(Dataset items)
- - - - -

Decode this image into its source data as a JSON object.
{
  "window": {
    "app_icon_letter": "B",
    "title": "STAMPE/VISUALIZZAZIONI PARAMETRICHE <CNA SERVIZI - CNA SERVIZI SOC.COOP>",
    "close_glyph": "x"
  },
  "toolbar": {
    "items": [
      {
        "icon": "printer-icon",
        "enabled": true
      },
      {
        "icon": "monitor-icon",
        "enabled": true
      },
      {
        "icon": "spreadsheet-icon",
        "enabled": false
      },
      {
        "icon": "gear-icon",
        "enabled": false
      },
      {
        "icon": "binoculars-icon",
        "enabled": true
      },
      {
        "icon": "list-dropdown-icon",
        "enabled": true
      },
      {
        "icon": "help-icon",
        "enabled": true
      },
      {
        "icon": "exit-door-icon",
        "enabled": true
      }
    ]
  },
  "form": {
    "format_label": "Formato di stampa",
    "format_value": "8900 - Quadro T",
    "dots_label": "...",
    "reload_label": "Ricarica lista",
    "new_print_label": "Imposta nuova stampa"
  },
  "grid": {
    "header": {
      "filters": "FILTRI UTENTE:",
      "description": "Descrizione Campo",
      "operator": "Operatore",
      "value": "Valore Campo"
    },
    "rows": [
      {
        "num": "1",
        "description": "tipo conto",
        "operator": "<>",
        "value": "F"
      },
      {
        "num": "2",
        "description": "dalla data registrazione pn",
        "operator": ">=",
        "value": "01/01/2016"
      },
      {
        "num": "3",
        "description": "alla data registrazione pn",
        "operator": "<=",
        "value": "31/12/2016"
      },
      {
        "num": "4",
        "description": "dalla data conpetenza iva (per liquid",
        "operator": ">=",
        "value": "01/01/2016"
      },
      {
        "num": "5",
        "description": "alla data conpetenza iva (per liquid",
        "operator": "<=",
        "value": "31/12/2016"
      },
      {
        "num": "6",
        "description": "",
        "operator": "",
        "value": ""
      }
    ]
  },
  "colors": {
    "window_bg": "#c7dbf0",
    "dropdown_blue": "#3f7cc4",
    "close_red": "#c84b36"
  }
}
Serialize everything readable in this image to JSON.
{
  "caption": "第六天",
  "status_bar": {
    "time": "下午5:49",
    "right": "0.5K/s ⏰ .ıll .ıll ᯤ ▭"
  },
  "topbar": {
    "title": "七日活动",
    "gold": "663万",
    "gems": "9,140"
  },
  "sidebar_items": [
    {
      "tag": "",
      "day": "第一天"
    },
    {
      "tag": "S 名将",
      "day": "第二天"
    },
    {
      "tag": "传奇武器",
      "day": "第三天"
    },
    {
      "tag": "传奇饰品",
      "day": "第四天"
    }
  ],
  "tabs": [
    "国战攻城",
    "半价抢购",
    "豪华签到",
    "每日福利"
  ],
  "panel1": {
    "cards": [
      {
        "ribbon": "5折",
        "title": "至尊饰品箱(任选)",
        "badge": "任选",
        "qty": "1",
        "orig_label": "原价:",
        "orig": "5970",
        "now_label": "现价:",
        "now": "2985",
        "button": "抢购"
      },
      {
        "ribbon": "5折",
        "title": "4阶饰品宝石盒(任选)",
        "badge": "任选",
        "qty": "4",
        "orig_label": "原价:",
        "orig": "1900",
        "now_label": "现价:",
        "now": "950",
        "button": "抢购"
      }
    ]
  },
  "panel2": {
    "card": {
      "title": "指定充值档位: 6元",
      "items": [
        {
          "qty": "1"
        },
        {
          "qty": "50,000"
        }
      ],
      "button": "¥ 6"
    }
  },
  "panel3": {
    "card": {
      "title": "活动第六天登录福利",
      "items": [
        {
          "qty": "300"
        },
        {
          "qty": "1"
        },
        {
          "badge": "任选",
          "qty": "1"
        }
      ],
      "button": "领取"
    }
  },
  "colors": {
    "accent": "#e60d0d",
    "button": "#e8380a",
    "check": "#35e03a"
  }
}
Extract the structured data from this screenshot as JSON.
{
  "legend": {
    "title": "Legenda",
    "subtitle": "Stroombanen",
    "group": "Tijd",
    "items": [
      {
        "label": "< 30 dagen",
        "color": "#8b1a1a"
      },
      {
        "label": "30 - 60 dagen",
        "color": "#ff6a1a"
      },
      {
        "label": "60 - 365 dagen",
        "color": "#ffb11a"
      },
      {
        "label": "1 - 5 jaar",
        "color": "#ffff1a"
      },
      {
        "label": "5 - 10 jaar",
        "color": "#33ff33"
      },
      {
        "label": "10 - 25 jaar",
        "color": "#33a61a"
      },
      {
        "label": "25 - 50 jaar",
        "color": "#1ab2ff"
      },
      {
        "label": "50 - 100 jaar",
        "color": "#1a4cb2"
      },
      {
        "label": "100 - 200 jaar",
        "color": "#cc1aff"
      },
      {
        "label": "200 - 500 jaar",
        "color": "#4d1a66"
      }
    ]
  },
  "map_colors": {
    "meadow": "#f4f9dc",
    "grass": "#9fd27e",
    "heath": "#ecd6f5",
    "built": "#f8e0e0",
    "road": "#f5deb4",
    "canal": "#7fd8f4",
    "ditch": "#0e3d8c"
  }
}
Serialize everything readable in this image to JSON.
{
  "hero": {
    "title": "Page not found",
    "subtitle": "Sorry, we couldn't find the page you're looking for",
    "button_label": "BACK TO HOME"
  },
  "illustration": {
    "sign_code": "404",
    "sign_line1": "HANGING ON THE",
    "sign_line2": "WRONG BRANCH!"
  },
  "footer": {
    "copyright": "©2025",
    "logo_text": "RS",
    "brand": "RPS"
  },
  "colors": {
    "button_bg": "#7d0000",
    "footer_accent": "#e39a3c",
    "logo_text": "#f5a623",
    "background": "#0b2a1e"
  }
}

- - - - -

* _GOAL OF THE EXERCISE_: Within the listing above, copy each line that has the string "jaar".

* _WORKED SOLUTION_:
        "label": "1 - 5 jaar",
        "label": "5 - 10 jaar",
        "label": "10 - 25 jaar",
        "label": "25 - 50 jaar",
        "label": "50 - 100 jaar",
        "label": "100 - 200 jaar",
        "label": "200 - 500 jaar",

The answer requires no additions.